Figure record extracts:
◇ ◇ ◇ ◇

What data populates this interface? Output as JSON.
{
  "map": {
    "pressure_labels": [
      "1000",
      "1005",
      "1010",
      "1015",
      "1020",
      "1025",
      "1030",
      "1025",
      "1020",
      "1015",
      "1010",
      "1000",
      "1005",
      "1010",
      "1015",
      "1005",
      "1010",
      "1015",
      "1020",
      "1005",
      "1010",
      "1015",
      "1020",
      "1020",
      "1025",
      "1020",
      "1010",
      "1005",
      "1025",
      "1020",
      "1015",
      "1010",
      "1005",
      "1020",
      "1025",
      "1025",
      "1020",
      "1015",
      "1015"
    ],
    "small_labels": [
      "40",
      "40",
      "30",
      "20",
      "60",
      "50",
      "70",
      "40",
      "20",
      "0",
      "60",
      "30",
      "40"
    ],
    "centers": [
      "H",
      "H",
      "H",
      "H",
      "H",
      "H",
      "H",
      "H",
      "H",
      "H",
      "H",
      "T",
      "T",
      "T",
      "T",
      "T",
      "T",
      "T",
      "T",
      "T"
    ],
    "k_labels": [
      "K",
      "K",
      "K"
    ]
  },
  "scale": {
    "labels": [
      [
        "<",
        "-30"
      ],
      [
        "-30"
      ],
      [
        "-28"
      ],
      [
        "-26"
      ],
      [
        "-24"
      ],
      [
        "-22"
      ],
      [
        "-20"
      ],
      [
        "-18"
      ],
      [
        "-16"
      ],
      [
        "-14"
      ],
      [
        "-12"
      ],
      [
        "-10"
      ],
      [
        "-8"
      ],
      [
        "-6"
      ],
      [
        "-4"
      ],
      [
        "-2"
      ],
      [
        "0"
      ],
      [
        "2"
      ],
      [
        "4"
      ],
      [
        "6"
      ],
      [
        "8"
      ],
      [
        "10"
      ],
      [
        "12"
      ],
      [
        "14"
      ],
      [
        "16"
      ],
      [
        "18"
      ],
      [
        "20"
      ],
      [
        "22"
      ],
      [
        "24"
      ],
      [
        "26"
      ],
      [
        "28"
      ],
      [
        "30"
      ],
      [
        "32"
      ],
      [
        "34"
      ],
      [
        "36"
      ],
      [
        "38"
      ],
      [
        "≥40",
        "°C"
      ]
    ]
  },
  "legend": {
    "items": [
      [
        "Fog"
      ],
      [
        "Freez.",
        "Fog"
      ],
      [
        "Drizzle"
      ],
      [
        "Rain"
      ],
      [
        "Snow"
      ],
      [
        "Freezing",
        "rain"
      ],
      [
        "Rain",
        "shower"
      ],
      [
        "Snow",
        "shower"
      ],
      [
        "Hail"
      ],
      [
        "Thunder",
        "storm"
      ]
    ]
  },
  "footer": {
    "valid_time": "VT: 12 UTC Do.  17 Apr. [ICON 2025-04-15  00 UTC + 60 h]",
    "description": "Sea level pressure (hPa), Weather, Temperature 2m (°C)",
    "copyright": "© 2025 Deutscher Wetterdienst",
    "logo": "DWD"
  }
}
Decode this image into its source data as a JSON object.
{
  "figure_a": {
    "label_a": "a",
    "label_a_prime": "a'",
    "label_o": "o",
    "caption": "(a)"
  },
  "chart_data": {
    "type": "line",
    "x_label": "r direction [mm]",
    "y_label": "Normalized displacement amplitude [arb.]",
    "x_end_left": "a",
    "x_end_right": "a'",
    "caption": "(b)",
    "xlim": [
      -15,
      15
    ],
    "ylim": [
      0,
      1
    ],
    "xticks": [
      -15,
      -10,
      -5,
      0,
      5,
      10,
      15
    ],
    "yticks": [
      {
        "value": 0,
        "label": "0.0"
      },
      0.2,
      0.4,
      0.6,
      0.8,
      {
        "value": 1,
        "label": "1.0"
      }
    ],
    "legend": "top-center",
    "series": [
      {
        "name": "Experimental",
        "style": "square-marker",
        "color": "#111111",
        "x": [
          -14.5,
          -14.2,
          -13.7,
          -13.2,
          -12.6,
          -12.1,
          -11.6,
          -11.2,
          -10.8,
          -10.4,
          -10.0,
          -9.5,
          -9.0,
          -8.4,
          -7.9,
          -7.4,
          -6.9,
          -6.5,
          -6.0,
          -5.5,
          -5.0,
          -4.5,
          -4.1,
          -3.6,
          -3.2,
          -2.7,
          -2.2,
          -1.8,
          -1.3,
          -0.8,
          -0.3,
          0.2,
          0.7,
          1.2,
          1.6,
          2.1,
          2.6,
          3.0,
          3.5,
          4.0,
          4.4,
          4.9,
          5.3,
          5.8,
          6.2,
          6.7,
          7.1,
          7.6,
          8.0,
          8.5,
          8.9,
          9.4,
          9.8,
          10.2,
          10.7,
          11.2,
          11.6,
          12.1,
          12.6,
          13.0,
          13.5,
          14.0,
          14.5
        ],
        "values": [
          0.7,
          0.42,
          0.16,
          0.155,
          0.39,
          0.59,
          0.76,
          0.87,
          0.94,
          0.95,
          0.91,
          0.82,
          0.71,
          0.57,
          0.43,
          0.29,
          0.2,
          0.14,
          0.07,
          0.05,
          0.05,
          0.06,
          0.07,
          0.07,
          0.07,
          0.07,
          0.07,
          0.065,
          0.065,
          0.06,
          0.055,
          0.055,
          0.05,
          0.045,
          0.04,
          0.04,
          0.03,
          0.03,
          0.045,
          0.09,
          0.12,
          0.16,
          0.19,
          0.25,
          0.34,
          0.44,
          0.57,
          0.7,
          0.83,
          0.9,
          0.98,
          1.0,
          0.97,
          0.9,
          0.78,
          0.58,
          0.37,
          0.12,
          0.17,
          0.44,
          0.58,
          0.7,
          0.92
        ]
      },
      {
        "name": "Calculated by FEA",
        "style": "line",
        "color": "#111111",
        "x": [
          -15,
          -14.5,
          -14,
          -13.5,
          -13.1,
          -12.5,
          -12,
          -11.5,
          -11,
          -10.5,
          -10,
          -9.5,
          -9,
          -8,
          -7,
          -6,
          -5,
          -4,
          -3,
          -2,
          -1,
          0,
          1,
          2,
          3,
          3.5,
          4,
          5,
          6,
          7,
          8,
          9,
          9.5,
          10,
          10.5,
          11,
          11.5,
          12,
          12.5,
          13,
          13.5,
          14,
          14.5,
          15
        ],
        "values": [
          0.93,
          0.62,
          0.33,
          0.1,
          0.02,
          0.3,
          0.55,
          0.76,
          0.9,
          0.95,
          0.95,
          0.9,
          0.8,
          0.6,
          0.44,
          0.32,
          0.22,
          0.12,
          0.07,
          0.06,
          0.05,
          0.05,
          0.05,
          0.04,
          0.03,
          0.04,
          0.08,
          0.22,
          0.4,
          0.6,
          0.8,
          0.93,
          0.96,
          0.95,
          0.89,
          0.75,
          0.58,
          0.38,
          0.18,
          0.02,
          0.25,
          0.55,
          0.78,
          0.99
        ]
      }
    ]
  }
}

◇ ◇ ◇ ◇

- **Written task**:
Each record should come back exactly as written.

- **The answer**:
What data populates this interface? Output as JSON.
{
  "map": {
    "pressure_labels": [
      "1000",
      "1005",
      "1010",
      "1015",
      "1020",
      "1025",
      "1030",
      "1025",
      "1020",
      "1015",
      "1010",
      "1000",
      "1005",
      "1010",
      "1015",
      "1005",
      "1010",
      "1015",
      "1020",
      "1005",
      "1010",
      "1015",
      "1020",
      "1020",
      "1025",
      "1020",
      "1010",
      "1005",
      "1025",
      "1020",
      "1015",
      "1010",
      "1005",
      "1020",
      "1025",
      "1025",
      "1020",
      "1015",
      "1015"
    ],
    "small_labels": [
      "40",
      "40",
      "30",
      "20",
      "60",
      "50",
      "70",
      "40",
      "20",
      "0",
      "60",
      "30",
      "40"
    ],
    "centers": [
      "H",
      "H",
      "H",
      "H",
      "H",
      "H",
      "H",
      "H",
      "H",
      "H",
      "H",
      "T",
      "T",
      "T",
      "T",
      "T",
      "T",
      "T",
      "T",
      "T"
    ],
    "k_labels": [
      "K",
      "K",
      "K"
    ]
  },
  "scale": {
    "labels": [
      [
        "<",
        "-30"
      ],
      [
        "-30"
      ],
      [
        "-28"
      ],
      [
        "-26"
      ],
      [
        "-24"
      ],
      [
        "-22"
      ],
      [
        "-20"
      ],
      [
        "-18"
      ],
      [
        "-16"
      ],
      [
        "-14"
      ],
      [
        "-12"
      ],
      [
        "-10"
      ],
      [
        "-8"
      ],
      [
        "-6"
      ],
      [
        "-4"
      ],
      [
        "-2"
      ],
      [
        "0"
      ],
      [
        "2"
      ],
      [
        "4"
      ],
      [
        "6"
      ],
      [
        "8"
      ],
      [
        "10"
      ],
      [
        "12"
      ],
      [
        "14"
      ],
      [
        "16"
      ],
      [
        "18"
      ],
      [
        "20"
      ],
      [
        "22"
      ],
      [
        "24"
      ],
      [
        "26"
      ],
      [
        "28"
      ],
      [
        "30"
      ],
      [
        "32"
      ],
      [
        "34"
      ],
      [
        "36"
      ],
      [
        "38"
      ],
      [
        "≥40",
        "°C"
      ]
    ]
  },
  "legend": {
    "items": [
      [
        "Fog"
      ],
      [
        "Freez.",
        "Fog"
      ],
      [
        "Drizzle"
      ],
      [
        "Rain"
      ],
      [
        "Snow"
      ],
      [
        "Freezing",
        "rain"
      ],
      [
        "Rain",
        "shower"
      ],
      [
        "Snow",
        "shower"
      ],
      [
        "Hail"
      ],
      [
        "Thunder",
        "storm"
      ]
    ]
  },
  "footer": {
    "valid_time": "VT: 12 UTC Do.  17 Apr. [ICON 2025-04-15  00 UTC + 60 h]",
    "description": "Sea level pressure (hPa), Weather, Temperature 2m (°C)",
    "copyright": "© 2025 Deutscher Wetterdienst",
    "logo": "DWD"
  }
}
Decode this image into its source data as a JSON object.
{
  "figure_a": {
    "label_a": "a",
    "label_a_prime": "a'",
    "label_o": "o",
    "caption": "(a)"
  },
  "chart_data": {
    "type": "line",
    "x_label": "r direction [mm]",
    "y_label": "Normalized displacement amplitude [arb.]",
    "x_end_left": "a",
    "x_end_right": "a'",
    "caption": "(b)",
    "xlim": [
      -15,
      15
    ],
    "ylim": [
      0,
      1
    ],
    "xticks": [
      -15,
      -10,
      -5,
      0,
      5,
      10,
      15
    ],
    "yticks": [
      {
        "value": 0,
        "label": "0.0"
      },
      0.2,
      0.4,
      0.6,
      0.8,
      {
        "value": 1,
        "label": "1.0"
      }
    ],
    "legend": "top-center",
    "series": [
      {
        "name": "Experimental",
        "style": "square-marker",
        "color": "#111111",
        "x": [
          -14.5,
          -14.2,
          -13.7,
          -13.2,
          -12.6,
          -12.1,
          -11.6,
          -11.2,
          -10.8,
          -10.4,
          -10.0,
          -9.5,
          -9.0,
          -8.4,
          -7.9,
          -7.4,
          -6.9,
          -6.5,
          -6.0,
          -5.5,
          -5.0,
          -4.5,
          -4.1,
          -3.6,
          -3.2,
          -2.7,
          -2.2,
          -1.8,
          -1.3,
          -0.8,
          -0.3,
          0.2,
          0.7,
          1.2,
          1.6,
          2.1,
          2.6,
          3.0,
          3.5,
          4.0,
          4.4,
          4.9,
          5.3,
          5.8,
          6.2,
          6.7,
          7.1,
          7.6,
          8.0,
          8.5,
          8.9,
          9.4,
          9.8,
          10.2,
          10.7,
          11.2,
          11.6,
          12.1,
          12.6,
          13.0,
          13.5,
          14.0,
          14.5
        ],
        "values": [
          0.7,
          0.42,
          0.16,
          0.155,
          0.39,
          0.59,
          0.76,
          0.87,
          0.94,
          0.95,
          0.91,
          0.82,
          0.71,
          0.57,
          0.43,
          0.29,
          0.2,
          0.14,
          0.07,
          0.05,
          0.05,
          0.06,
          0.07,
          0.07,
          0.07,
          0.07,
          0.07,
          0.065,
          0.065,
          0.06,
          0.055,
          0.055,
          0.05,
          0.045,
          0.04,
          0.04,
          0.03,
          0.03,
          0.045,
          0.09,
          0.12,
          0.16,
          0.19,
          0.25,
          0.34,
          0.44,
          0.57,
          0.7,
          0.83,
          0.9,
          0.98,
          1.0,
          0.97,
          0.9,
          0.78,
          0.58,
          0.37,
          0.12,
          0.17,
          0.44,
          0.58,
          0.7,
          0.92
        ]
      },
      {
        "name": "Calculated by FEA",
        "style": "line",
        "color": "#111111",
        "x": [
          -15,
          -14.5,
          -14,
          -13.5,
          -13.1,
          -12.5,
          -12,
          -11.5,
          -11,
          -10.5,
          -10,
          -9.5,
          -9,
          -8,
          -7,
          -6,
          -5,
          -4,
          -3,
          -2,
          -1,
          0,
          1,
          2,
          3,
          3.5,
          4,
          5,
          6,
          7,
          8,
          9,
          9.5,
          10,
          10.5,
          11,
          11.5,
          12,
          12.5,
          13,
          13.5,
          14,
          14.5,
          15
        ],
        "values": [
          0.93,
          0.62,
          0.33,
          0.1,
          0.02,
          0.3,
          0.55,
          0.76,
          0.9,
          0.95,
          0.95,
          0.9,
          0.8,
          0.6,
          0.44,
          0.32,
          0.22,
          0.12,
          0.07,
          0.06,
          0.05,
          0.05,
          0.05,
          0.04,
          0.03,
          0.04,
          0.08,
          0.22,
          0.4,
          0.6,
          0.8,
          0.93,
          0.96,
          0.95,
          0.89,
          0.75,
          0.58,
          0.38,
          0.18,
          0.02,
          0.25,
          0.55,
          0.78,
          0.99
        ]
      }
    ]
  }
}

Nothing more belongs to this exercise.